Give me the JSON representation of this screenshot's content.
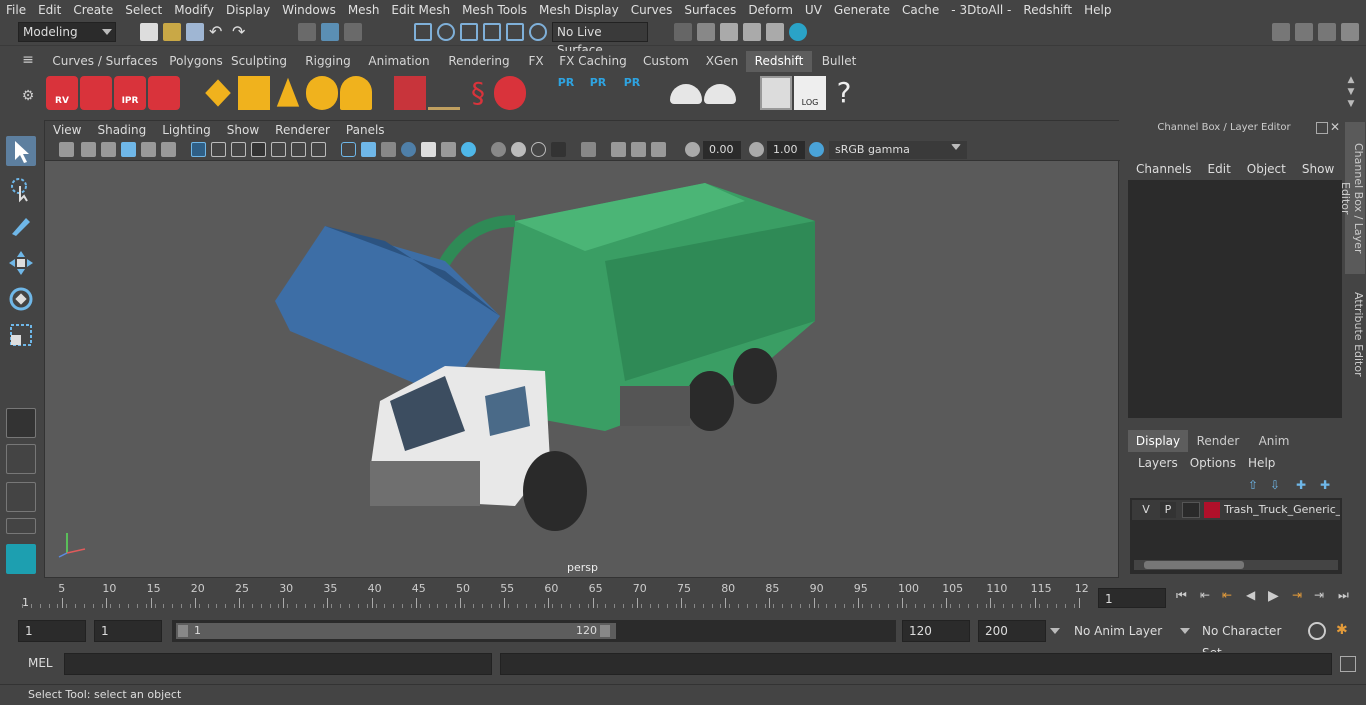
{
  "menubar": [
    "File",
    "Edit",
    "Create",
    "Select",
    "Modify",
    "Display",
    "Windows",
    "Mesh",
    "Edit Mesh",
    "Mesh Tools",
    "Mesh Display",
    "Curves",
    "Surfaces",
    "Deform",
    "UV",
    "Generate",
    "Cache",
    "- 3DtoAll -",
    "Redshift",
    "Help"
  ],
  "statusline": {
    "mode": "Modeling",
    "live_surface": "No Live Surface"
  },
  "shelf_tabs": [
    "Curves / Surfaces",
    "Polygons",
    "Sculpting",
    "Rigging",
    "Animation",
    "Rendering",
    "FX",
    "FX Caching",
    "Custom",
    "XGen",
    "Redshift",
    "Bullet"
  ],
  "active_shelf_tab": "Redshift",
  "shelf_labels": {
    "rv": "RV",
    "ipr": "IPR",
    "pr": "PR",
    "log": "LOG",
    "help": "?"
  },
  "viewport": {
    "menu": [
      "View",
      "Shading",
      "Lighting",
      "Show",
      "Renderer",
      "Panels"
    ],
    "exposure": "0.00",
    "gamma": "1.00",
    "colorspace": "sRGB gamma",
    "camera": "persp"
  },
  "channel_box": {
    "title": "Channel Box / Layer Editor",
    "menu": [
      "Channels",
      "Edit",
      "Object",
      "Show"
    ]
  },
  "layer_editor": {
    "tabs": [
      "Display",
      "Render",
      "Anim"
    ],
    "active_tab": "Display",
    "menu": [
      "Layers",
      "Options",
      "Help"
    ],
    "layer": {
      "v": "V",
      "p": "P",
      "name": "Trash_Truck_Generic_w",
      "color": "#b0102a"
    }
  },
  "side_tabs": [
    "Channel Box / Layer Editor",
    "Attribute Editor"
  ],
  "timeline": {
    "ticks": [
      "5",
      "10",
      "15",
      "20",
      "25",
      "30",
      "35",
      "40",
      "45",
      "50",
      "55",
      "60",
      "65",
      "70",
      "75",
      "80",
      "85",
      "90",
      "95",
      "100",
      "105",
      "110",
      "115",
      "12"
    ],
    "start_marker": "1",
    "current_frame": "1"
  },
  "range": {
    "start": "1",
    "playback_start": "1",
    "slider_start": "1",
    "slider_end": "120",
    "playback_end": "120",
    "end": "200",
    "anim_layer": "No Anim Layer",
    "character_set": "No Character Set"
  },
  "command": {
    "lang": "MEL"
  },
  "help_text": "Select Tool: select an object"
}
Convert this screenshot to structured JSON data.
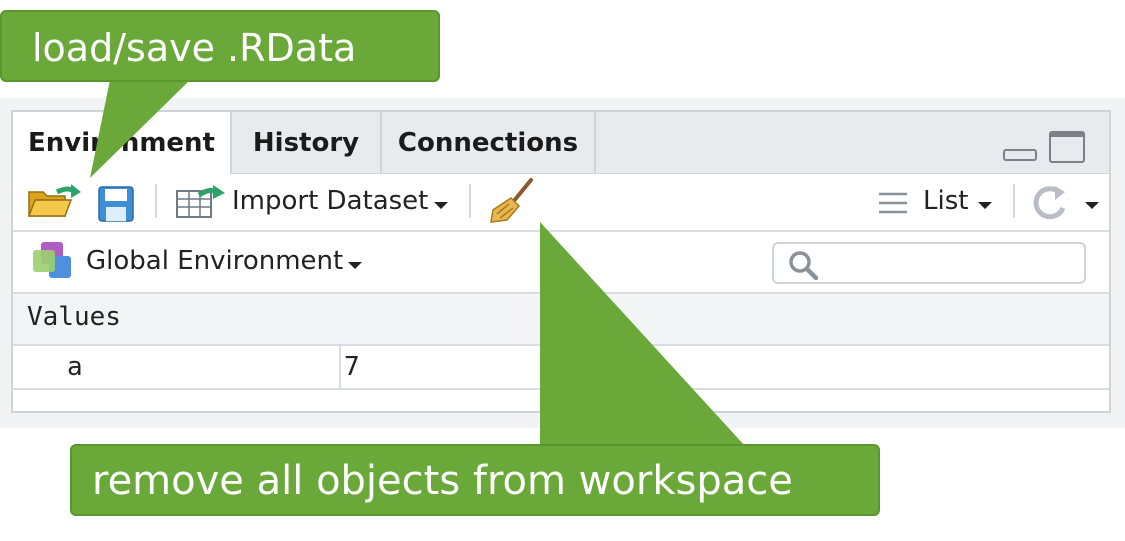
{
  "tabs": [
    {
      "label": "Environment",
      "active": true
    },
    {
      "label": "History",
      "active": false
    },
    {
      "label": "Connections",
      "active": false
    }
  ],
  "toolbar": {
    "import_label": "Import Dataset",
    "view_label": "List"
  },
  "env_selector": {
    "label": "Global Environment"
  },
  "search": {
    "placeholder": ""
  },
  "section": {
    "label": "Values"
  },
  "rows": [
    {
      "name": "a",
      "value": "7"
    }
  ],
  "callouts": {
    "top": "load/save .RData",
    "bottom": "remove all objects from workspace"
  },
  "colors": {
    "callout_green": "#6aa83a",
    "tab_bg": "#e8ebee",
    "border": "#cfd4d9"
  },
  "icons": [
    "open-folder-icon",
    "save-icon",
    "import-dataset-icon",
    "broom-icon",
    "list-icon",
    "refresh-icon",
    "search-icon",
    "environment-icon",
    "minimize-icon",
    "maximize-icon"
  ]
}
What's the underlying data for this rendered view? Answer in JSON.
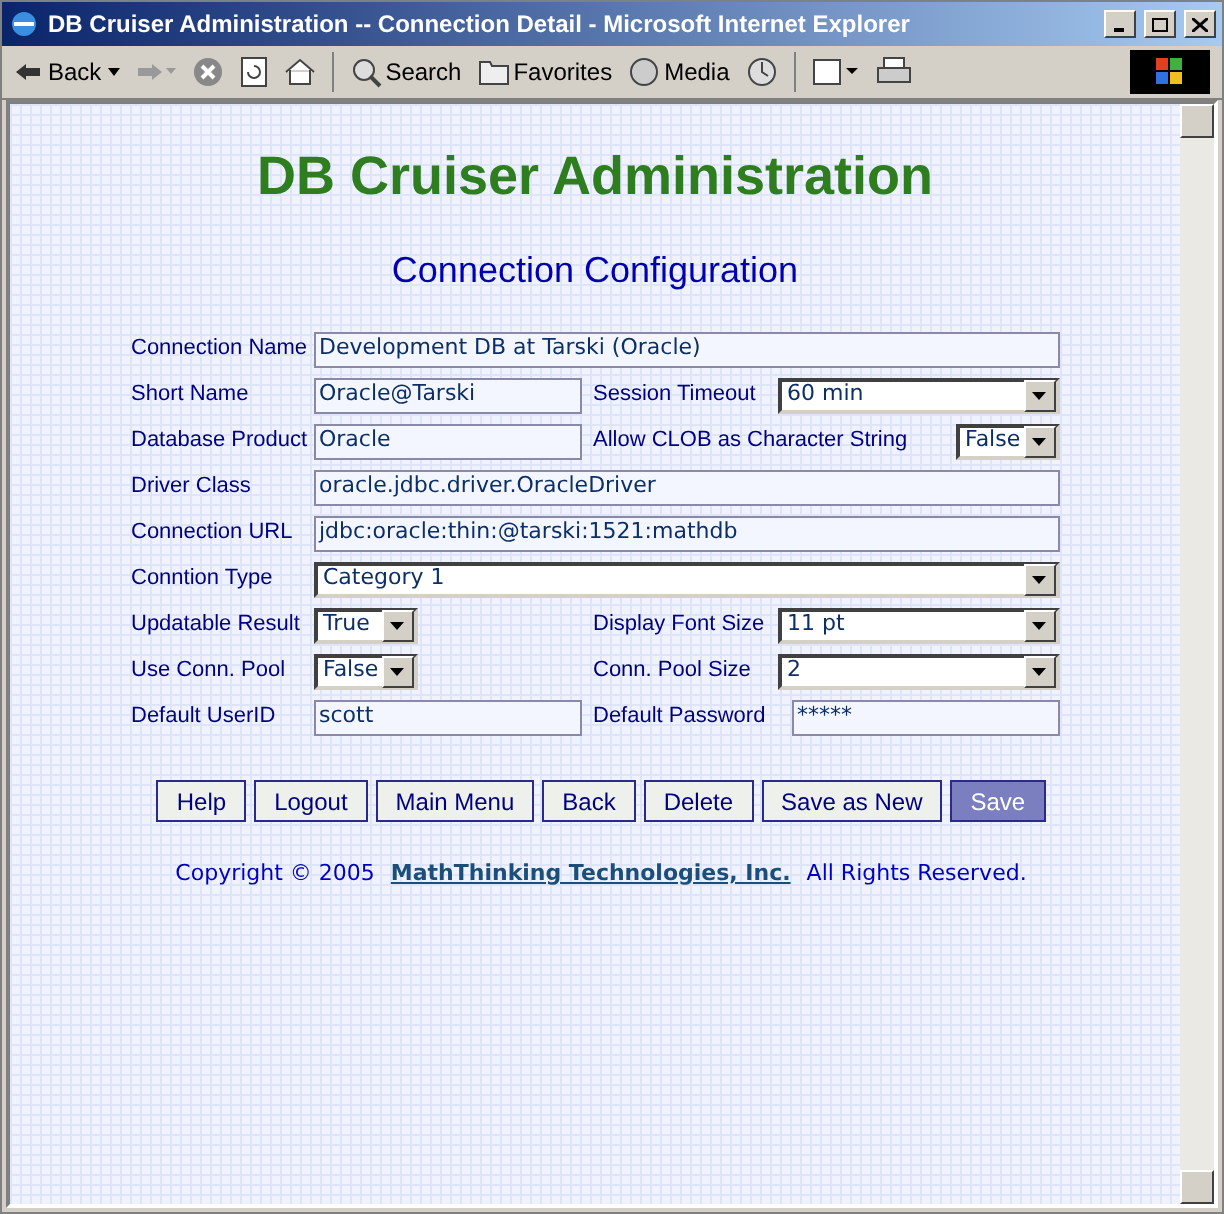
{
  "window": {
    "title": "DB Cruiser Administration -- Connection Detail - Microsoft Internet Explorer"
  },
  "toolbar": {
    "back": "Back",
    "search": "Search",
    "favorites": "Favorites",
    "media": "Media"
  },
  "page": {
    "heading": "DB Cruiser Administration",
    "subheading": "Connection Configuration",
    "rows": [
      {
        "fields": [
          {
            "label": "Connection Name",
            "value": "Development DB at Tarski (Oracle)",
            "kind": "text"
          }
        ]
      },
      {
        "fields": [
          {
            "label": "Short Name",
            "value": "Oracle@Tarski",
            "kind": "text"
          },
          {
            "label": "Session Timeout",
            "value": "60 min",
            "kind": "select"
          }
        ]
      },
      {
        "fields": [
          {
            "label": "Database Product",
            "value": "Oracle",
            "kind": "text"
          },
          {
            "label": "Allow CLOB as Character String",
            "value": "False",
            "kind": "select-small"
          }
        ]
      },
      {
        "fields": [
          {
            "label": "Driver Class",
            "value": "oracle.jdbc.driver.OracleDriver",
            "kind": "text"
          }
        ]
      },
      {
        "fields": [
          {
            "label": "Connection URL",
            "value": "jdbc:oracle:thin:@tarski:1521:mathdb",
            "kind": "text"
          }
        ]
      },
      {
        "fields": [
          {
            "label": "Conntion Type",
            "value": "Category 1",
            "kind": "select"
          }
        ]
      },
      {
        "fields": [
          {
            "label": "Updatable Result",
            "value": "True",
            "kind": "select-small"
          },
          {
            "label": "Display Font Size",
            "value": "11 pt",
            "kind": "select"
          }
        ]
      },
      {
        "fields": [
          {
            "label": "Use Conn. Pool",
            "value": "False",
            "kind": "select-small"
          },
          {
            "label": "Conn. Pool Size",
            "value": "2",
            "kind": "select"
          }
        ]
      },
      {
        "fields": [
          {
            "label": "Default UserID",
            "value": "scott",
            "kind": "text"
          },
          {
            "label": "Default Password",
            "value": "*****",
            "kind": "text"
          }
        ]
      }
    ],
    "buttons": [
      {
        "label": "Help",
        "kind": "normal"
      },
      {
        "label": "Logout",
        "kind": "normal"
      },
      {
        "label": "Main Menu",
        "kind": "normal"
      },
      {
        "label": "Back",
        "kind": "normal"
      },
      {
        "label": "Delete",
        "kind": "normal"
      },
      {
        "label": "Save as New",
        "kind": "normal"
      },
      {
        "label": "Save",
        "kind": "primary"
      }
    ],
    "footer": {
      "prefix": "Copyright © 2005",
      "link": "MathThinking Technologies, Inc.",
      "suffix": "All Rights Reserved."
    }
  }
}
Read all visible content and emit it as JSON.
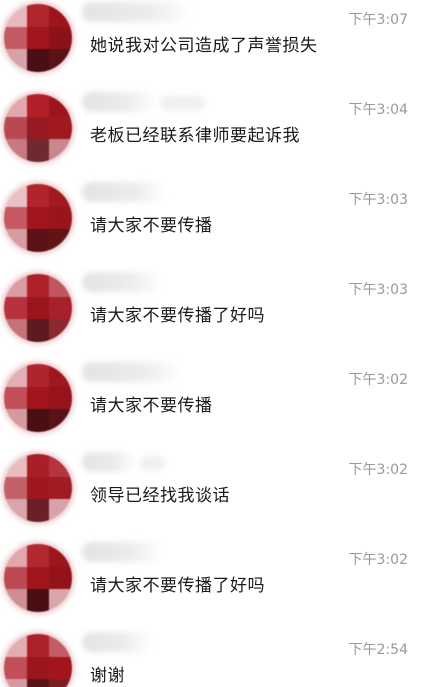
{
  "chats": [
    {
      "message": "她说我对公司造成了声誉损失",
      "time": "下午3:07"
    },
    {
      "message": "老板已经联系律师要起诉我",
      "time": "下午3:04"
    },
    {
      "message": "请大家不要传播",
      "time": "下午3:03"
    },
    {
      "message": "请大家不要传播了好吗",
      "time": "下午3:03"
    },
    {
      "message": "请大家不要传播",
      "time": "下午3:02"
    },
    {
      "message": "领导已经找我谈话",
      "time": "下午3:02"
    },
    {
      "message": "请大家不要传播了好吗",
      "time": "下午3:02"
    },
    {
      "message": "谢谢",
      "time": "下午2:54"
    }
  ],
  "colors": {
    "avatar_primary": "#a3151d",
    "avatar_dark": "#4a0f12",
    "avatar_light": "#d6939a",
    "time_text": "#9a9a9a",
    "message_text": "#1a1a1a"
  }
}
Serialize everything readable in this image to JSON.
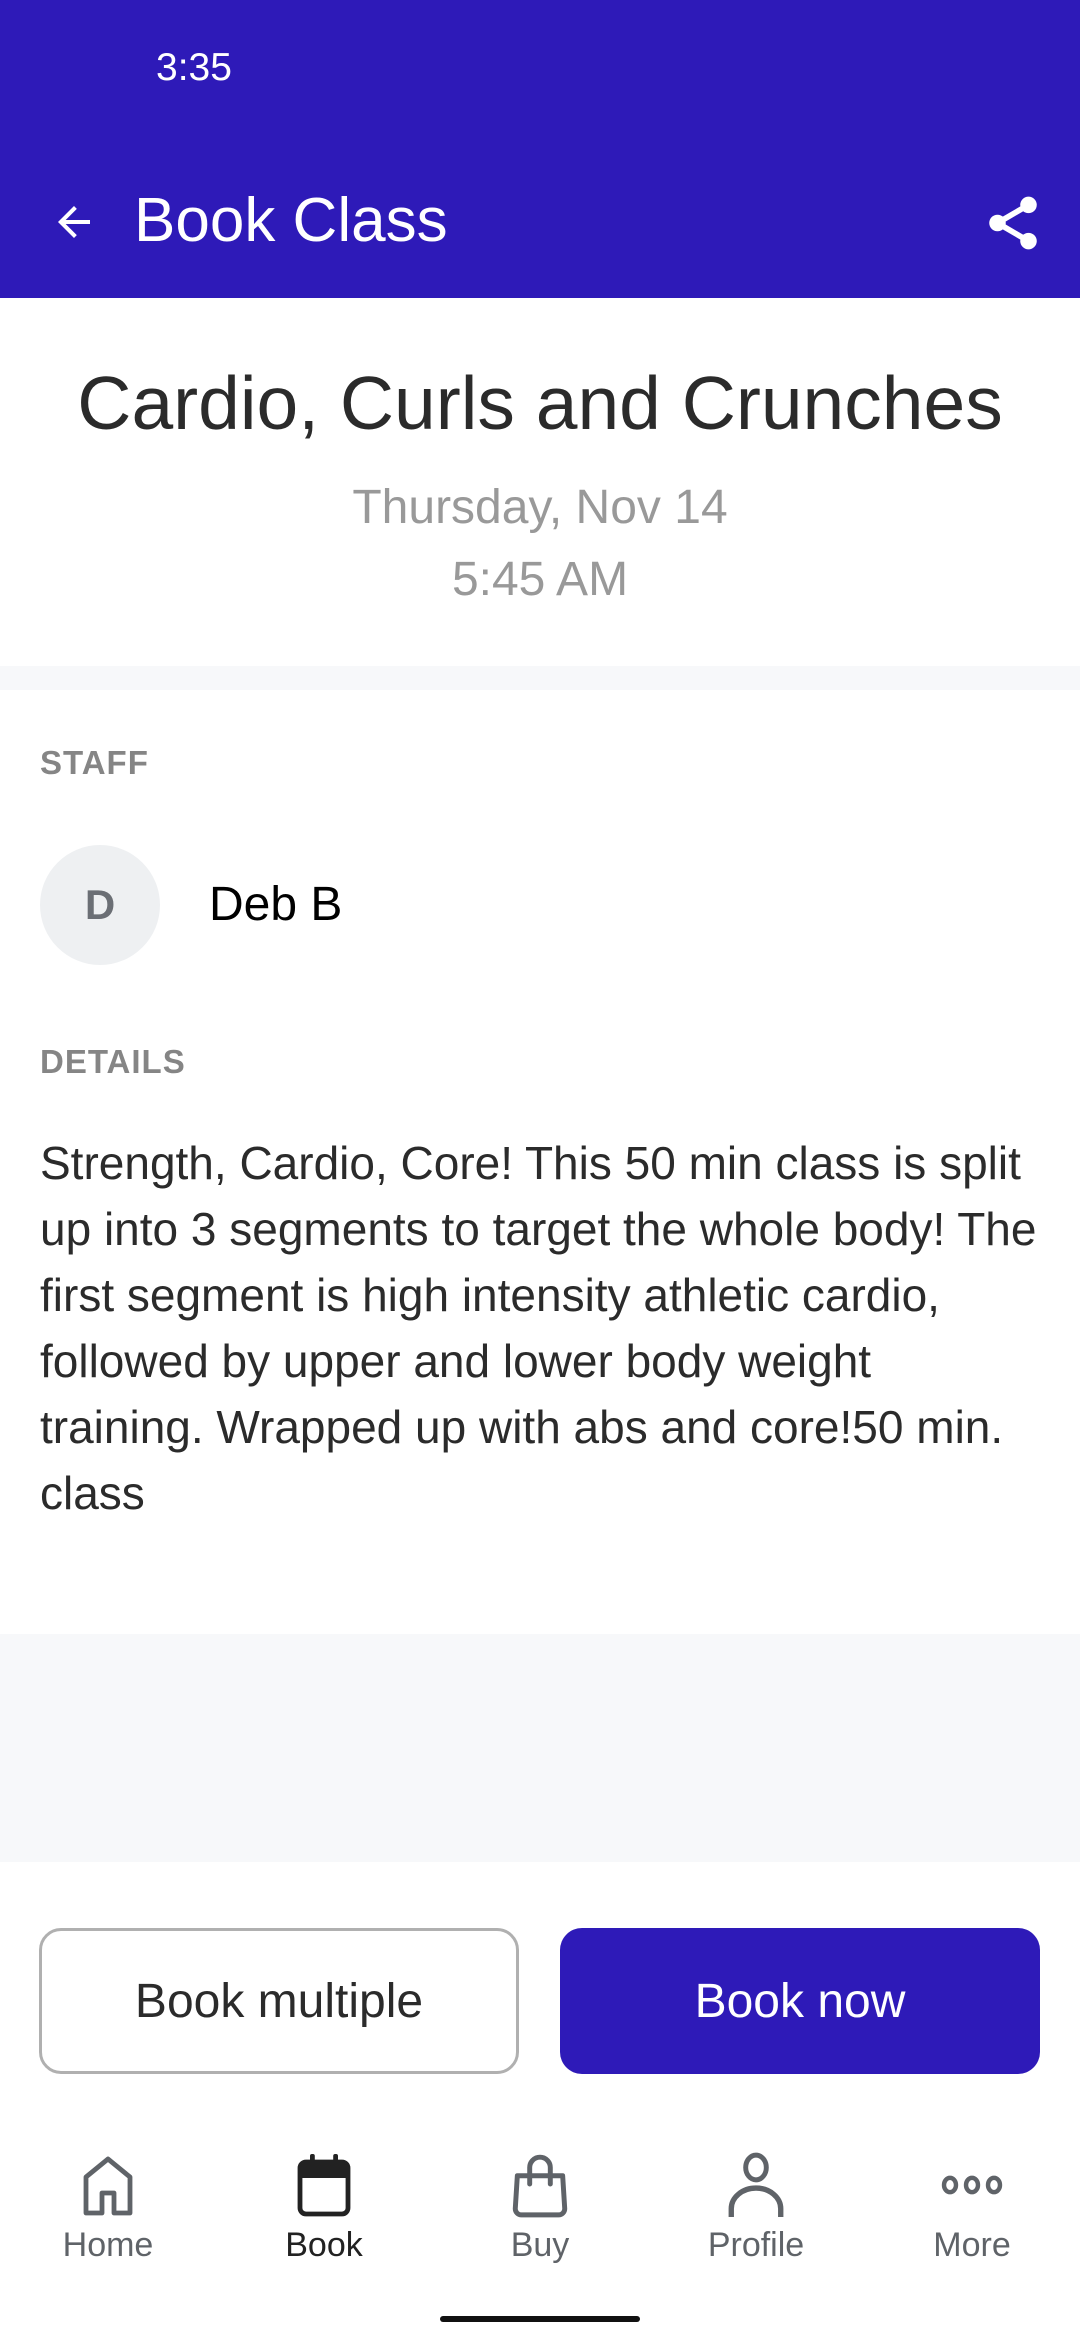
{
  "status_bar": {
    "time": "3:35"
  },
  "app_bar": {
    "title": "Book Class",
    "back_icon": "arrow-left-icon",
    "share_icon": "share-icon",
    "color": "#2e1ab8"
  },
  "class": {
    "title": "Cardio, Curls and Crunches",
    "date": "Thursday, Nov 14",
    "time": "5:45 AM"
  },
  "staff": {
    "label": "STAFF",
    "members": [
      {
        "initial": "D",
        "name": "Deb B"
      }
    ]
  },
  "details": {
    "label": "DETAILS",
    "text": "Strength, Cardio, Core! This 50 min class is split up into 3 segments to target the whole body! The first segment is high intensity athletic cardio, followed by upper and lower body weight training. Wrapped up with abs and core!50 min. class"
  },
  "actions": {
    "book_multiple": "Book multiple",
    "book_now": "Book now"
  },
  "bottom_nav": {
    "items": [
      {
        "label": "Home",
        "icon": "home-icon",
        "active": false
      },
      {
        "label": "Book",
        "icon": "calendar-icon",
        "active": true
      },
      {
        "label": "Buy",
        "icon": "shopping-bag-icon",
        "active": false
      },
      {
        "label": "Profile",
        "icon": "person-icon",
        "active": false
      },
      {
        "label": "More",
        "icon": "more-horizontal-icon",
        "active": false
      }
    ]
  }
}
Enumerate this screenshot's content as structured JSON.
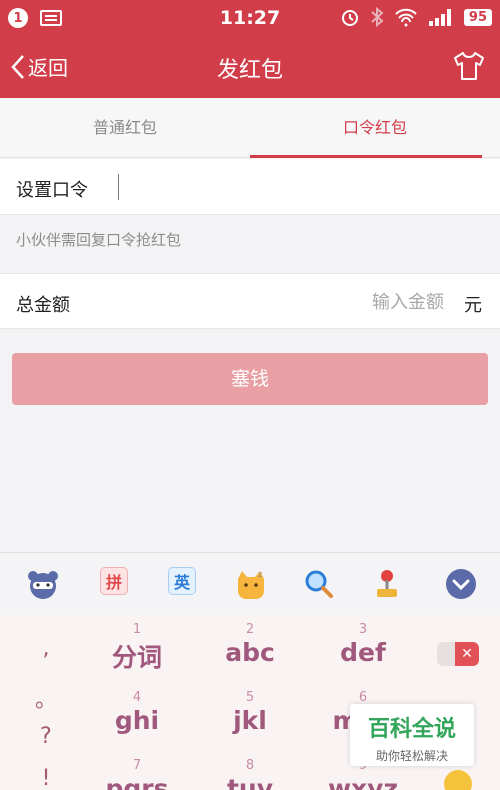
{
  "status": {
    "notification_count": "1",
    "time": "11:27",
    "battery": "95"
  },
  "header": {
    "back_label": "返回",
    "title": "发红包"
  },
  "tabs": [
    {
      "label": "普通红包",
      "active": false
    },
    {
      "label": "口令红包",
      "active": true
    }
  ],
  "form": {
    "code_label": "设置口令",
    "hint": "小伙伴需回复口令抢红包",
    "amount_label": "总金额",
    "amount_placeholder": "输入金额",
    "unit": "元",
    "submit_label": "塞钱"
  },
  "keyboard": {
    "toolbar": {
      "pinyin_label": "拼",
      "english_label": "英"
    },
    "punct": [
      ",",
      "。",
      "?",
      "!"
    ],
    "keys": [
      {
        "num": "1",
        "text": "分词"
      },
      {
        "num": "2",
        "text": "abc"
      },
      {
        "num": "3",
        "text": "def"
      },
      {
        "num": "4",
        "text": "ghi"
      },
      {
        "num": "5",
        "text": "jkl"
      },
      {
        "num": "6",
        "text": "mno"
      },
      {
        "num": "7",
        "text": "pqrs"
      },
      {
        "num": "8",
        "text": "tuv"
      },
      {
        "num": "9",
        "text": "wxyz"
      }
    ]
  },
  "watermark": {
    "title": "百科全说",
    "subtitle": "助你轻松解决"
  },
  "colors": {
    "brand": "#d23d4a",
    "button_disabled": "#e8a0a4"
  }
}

☆ ☆ ☆ ☆ ☆

**Stated exercise:**
Collect the lines of the records that include the string "Cardio".

**Reply:**
    "title": "Cardio, Curls and Crunches",
    "text": "Strength, Cardio, Core! This 50 min class is split up into 3 segments to target the whole body! The first segment is high intensity athletic cardio, followed by upper and lower body weight training. Wrapped up with abs and core!50 min. class"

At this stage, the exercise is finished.